• **Exercise details**
Below are some entries. Copy each line that holds the string "this".

• **Source material**
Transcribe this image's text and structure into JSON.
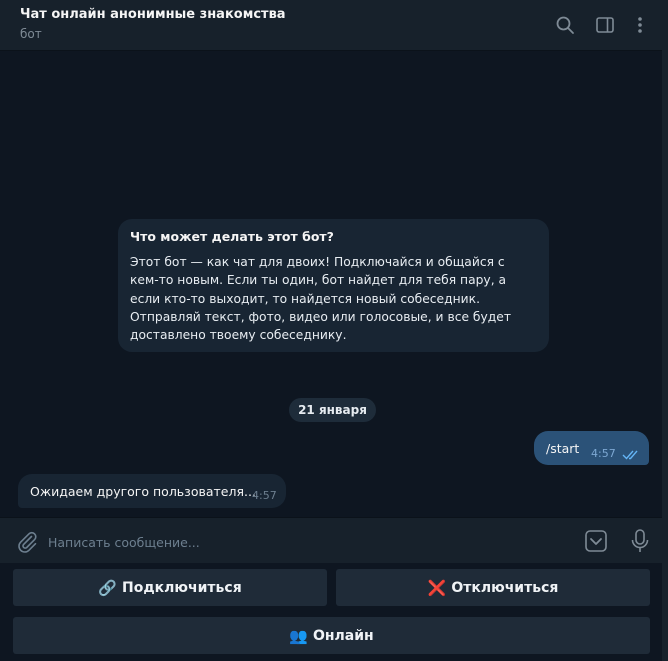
{
  "header": {
    "title": "Чат онлайн анонимные знакомства",
    "subtitle": "бот",
    "icons": [
      "search-icon",
      "sidebar-toggle-icon",
      "more-vertical-icon"
    ]
  },
  "intro_card": {
    "title": "Что может делать этот бот?",
    "text": "Этот бот — как чат для двоих! Подключайся и общайся с кем-то новым. Если ты один, бот найдет для тебя пару, а если кто-то выходит, то найдется новый собеседник. Отправляй текст, фото, видео или голосовые, и все будет доставлено твоему собеседнику."
  },
  "date_separator": "21 января",
  "messages": [
    {
      "direction": "outgoing",
      "text": "/start",
      "time": "4:57",
      "status": "read"
    },
    {
      "direction": "incoming",
      "text": "Ожидаем другого пользователя...",
      "time": "4:57"
    }
  ],
  "composer": {
    "placeholder": "Написать сообщение...",
    "icons": [
      "attach-icon",
      "bot-keyboard-icon",
      "microphone-icon"
    ]
  },
  "keyboard": {
    "connect": {
      "emoji": "🔗",
      "label": "Подключиться"
    },
    "disconnect": {
      "emoji": "❌",
      "label": "Отключиться"
    },
    "online": {
      "emoji": "👥",
      "label": "Онлайн"
    }
  },
  "colors": {
    "background": "#0e1621",
    "panel": "#17212b",
    "incoming_bubble": "#182533",
    "outgoing_bubble": "#2b5278",
    "read_ticks": "#64b5f6",
    "keyboard_button": "#1f2b38"
  }
}
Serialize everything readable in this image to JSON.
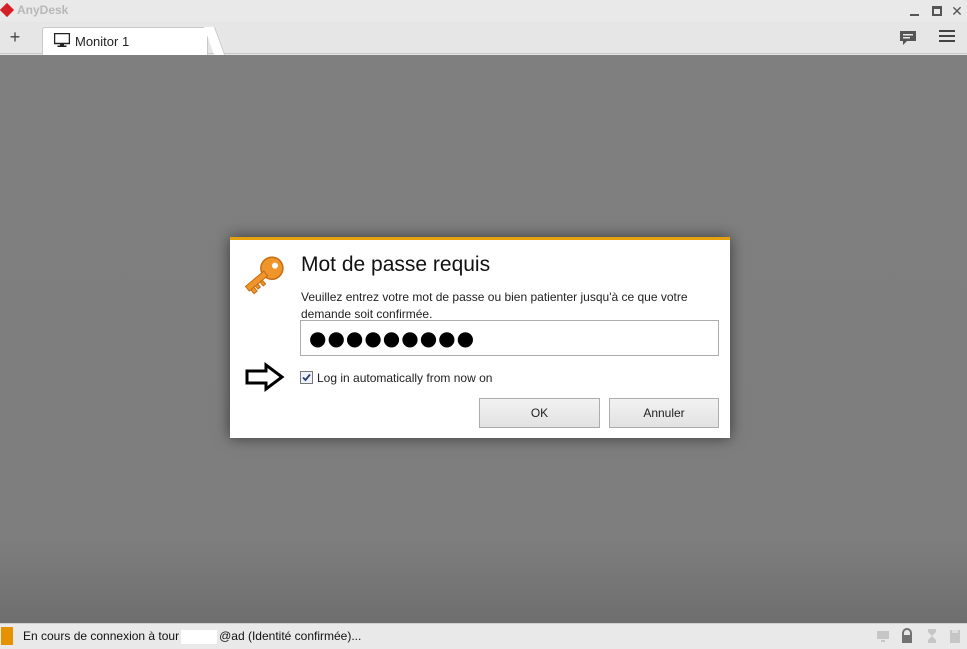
{
  "window": {
    "app_title": "AnyDesk",
    "min_icon": "minimize-icon",
    "max_icon": "maximize-icon",
    "close_glyph": "✕"
  },
  "tabs": {
    "add_glyph": "+",
    "items": [
      {
        "label": "Monitor 1",
        "icon": "monitor-icon"
      }
    ],
    "right_icons": [
      "chat-icon",
      "hamburger-menu-icon"
    ]
  },
  "dialog": {
    "title": "Mot de passe requis",
    "message": "Veuillez entrez votre mot de passe ou bien patienter jusqu'à ce que votre demande soit confirmée.",
    "password_value": "●●●●●●●●●",
    "auto_login_label": "Log in automatically from now on",
    "auto_login_checked": true,
    "ok_label": "OK",
    "cancel_label": "Annuler",
    "accent_color": "#e6a20c",
    "icon": "key-icon"
  },
  "status": {
    "text_before": "En cours de connexion à tour",
    "text_after": "@ad (Identité confirmée)...",
    "icons": [
      "hourglass-icon",
      "monitor-status-icon",
      "lock-icon",
      "hourglass-status-icon",
      "disk-icon"
    ]
  }
}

• **Reply**
Transcribe this image's text and structure into JSON.
Serialize everything readable in this image to JSON.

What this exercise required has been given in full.